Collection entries
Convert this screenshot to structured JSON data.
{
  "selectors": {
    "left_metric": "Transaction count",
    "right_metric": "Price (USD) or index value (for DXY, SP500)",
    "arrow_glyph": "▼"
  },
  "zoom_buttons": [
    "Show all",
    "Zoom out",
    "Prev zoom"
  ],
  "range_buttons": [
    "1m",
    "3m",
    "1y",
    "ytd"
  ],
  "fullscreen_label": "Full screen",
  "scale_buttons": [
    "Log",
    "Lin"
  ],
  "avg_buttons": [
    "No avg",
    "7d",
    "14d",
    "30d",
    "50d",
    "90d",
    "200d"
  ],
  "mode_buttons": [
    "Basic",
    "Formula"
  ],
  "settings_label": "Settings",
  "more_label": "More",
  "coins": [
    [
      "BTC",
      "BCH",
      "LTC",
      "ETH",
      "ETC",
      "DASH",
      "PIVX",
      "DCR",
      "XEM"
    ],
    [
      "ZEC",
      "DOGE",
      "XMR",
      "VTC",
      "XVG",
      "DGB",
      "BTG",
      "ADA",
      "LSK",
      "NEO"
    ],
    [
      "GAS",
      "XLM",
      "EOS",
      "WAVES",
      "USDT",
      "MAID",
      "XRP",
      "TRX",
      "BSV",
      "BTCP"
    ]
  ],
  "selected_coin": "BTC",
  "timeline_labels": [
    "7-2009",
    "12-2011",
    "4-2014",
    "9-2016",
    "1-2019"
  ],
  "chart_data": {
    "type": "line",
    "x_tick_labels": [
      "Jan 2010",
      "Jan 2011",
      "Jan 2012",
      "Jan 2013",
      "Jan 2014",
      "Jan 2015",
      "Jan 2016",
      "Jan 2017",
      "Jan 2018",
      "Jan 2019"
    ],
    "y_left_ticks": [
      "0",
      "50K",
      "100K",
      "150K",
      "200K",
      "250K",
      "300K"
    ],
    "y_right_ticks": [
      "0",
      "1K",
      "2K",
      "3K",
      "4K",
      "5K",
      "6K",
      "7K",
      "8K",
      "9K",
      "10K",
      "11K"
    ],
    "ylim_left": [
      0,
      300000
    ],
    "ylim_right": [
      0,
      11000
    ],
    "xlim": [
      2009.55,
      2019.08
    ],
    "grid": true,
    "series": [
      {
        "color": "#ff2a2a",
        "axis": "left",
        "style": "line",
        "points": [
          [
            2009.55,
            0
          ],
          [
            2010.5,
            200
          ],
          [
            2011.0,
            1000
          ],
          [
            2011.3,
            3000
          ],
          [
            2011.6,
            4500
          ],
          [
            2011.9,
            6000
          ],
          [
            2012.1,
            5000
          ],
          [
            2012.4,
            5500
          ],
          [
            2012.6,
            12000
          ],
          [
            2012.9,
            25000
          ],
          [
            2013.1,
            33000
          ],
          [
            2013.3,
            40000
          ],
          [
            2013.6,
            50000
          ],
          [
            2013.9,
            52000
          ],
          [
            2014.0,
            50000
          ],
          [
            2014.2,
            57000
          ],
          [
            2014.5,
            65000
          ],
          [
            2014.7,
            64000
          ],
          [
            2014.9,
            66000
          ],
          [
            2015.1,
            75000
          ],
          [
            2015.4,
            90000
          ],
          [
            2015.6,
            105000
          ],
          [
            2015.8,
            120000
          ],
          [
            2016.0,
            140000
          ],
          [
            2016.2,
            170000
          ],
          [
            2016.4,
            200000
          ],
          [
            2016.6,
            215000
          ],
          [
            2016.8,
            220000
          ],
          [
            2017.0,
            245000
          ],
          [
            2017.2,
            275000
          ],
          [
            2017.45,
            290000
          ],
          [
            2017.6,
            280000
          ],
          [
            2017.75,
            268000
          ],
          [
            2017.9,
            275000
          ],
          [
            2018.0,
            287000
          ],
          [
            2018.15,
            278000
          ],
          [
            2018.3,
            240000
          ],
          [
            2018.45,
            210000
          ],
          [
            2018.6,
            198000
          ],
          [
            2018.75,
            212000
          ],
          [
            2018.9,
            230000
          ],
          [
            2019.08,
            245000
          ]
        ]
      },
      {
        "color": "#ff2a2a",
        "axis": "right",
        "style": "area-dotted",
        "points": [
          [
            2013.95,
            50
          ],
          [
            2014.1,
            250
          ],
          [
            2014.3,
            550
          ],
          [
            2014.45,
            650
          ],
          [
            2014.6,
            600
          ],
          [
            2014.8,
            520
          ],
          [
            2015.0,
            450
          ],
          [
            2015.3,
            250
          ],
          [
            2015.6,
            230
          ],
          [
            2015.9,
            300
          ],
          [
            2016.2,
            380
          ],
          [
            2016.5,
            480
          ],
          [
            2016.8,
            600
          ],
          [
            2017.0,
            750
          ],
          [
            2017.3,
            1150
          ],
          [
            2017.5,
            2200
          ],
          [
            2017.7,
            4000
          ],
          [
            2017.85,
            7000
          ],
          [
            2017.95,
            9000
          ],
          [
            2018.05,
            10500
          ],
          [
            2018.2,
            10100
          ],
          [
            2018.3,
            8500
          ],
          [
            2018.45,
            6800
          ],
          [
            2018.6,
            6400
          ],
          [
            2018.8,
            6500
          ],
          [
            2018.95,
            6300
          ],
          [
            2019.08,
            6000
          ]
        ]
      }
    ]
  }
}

■ **EXERCISE INSTRUCTIONS**
Using the data above, output each line exactly.

■ **EXERCISE ANSWER**
Convert this screenshot to structured JSON data.
{
  "selectors": {
    "left_metric": "Transaction count",
    "right_metric": "Price (USD) or index value (for DXY, SP500)",
    "arrow_glyph": "▼"
  },
  "zoom_buttons": [
    "Show all",
    "Zoom out",
    "Prev zoom"
  ],
  "range_buttons": [
    "1m",
    "3m",
    "1y",
    "ytd"
  ],
  "fullscreen_label": "Full screen",
  "scale_buttons": [
    "Log",
    "Lin"
  ],
  "avg_buttons": [
    "No avg",
    "7d",
    "14d",
    "30d",
    "50d",
    "90d",
    "200d"
  ],
  "mode_buttons": [
    "Basic",
    "Formula"
  ],
  "settings_label": "Settings",
  "more_label": "More",
  "coins": [
    [
      "BTC",
      "BCH",
      "LTC",
      "ETH",
      "ETC",
      "DASH",
      "PIVX",
      "DCR",
      "XEM"
    ],
    [
      "ZEC",
      "DOGE",
      "XMR",
      "VTC",
      "XVG",
      "DGB",
      "BTG",
      "ADA",
      "LSK",
      "NEO"
    ],
    [
      "GAS",
      "XLM",
      "EOS",
      "WAVES",
      "USDT",
      "MAID",
      "XRP",
      "TRX",
      "BSV",
      "BTCP"
    ]
  ],
  "selected_coin": "BTC",
  "timeline_labels": [
    "7-2009",
    "12-2011",
    "4-2014",
    "9-2016",
    "1-2019"
  ],
  "chart_data": {
    "type": "line",
    "x_tick_labels": [
      "Jan 2010",
      "Jan 2011",
      "Jan 2012",
      "Jan 2013",
      "Jan 2014",
      "Jan 2015",
      "Jan 2016",
      "Jan 2017",
      "Jan 2018",
      "Jan 2019"
    ],
    "y_left_ticks": [
      "0",
      "50K",
      "100K",
      "150K",
      "200K",
      "250K",
      "300K"
    ],
    "y_right_ticks": [
      "0",
      "1K",
      "2K",
      "3K",
      "4K",
      "5K",
      "6K",
      "7K",
      "8K",
      "9K",
      "10K",
      "11K"
    ],
    "ylim_left": [
      0,
      300000
    ],
    "ylim_right": [
      0,
      11000
    ],
    "xlim": [
      2009.55,
      2019.08
    ],
    "grid": true,
    "series": [
      {
        "color": "#ff2a2a",
        "axis": "left",
        "style": "line",
        "points": [
          [
            2009.55,
            0
          ],
          [
            2010.5,
            200
          ],
          [
            2011.0,
            1000
          ],
          [
            2011.3,
            3000
          ],
          [
            2011.6,
            4500
          ],
          [
            2011.9,
            6000
          ],
          [
            2012.1,
            5000
          ],
          [
            2012.4,
            5500
          ],
          [
            2012.6,
            12000
          ],
          [
            2012.9,
            25000
          ],
          [
            2013.1,
            33000
          ],
          [
            2013.3,
            40000
          ],
          [
            2013.6,
            50000
          ],
          [
            2013.9,
            52000
          ],
          [
            2014.0,
            50000
          ],
          [
            2014.2,
            57000
          ],
          [
            2014.5,
            65000
          ],
          [
            2014.7,
            64000
          ],
          [
            2014.9,
            66000
          ],
          [
            2015.1,
            75000
          ],
          [
            2015.4,
            90000
          ],
          [
            2015.6,
            105000
          ],
          [
            2015.8,
            120000
          ],
          [
            2016.0,
            140000
          ],
          [
            2016.2,
            170000
          ],
          [
            2016.4,
            200000
          ],
          [
            2016.6,
            215000
          ],
          [
            2016.8,
            220000
          ],
          [
            2017.0,
            245000
          ],
          [
            2017.2,
            275000
          ],
          [
            2017.45,
            290000
          ],
          [
            2017.6,
            280000
          ],
          [
            2017.75,
            268000
          ],
          [
            2017.9,
            275000
          ],
          [
            2018.0,
            287000
          ],
          [
            2018.15,
            278000
          ],
          [
            2018.3,
            240000
          ],
          [
            2018.45,
            210000
          ],
          [
            2018.6,
            198000
          ],
          [
            2018.75,
            212000
          ],
          [
            2018.9,
            230000
          ],
          [
            2019.08,
            245000
          ]
        ]
      },
      {
        "color": "#ff2a2a",
        "axis": "right",
        "style": "area-dotted",
        "points": [
          [
            2013.95,
            50
          ],
          [
            2014.1,
            250
          ],
          [
            2014.3,
            550
          ],
          [
            2014.45,
            650
          ],
          [
            2014.6,
            600
          ],
          [
            2014.8,
            520
          ],
          [
            2015.0,
            450
          ],
          [
            2015.3,
            250
          ],
          [
            2015.6,
            230
          ],
          [
            2015.9,
            300
          ],
          [
            2016.2,
            380
          ],
          [
            2016.5,
            480
          ],
          [
            2016.8,
            600
          ],
          [
            2017.0,
            750
          ],
          [
            2017.3,
            1150
          ],
          [
            2017.5,
            2200
          ],
          [
            2017.7,
            4000
          ],
          [
            2017.85,
            7000
          ],
          [
            2017.95,
            9000
          ],
          [
            2018.05,
            10500
          ],
          [
            2018.2,
            10100
          ],
          [
            2018.3,
            8500
          ],
          [
            2018.45,
            6800
          ],
          [
            2018.6,
            6400
          ],
          [
            2018.8,
            6500
          ],
          [
            2018.95,
            6300
          ],
          [
            2019.08,
            6000
          ]
        ]
      }
    ]
  }
}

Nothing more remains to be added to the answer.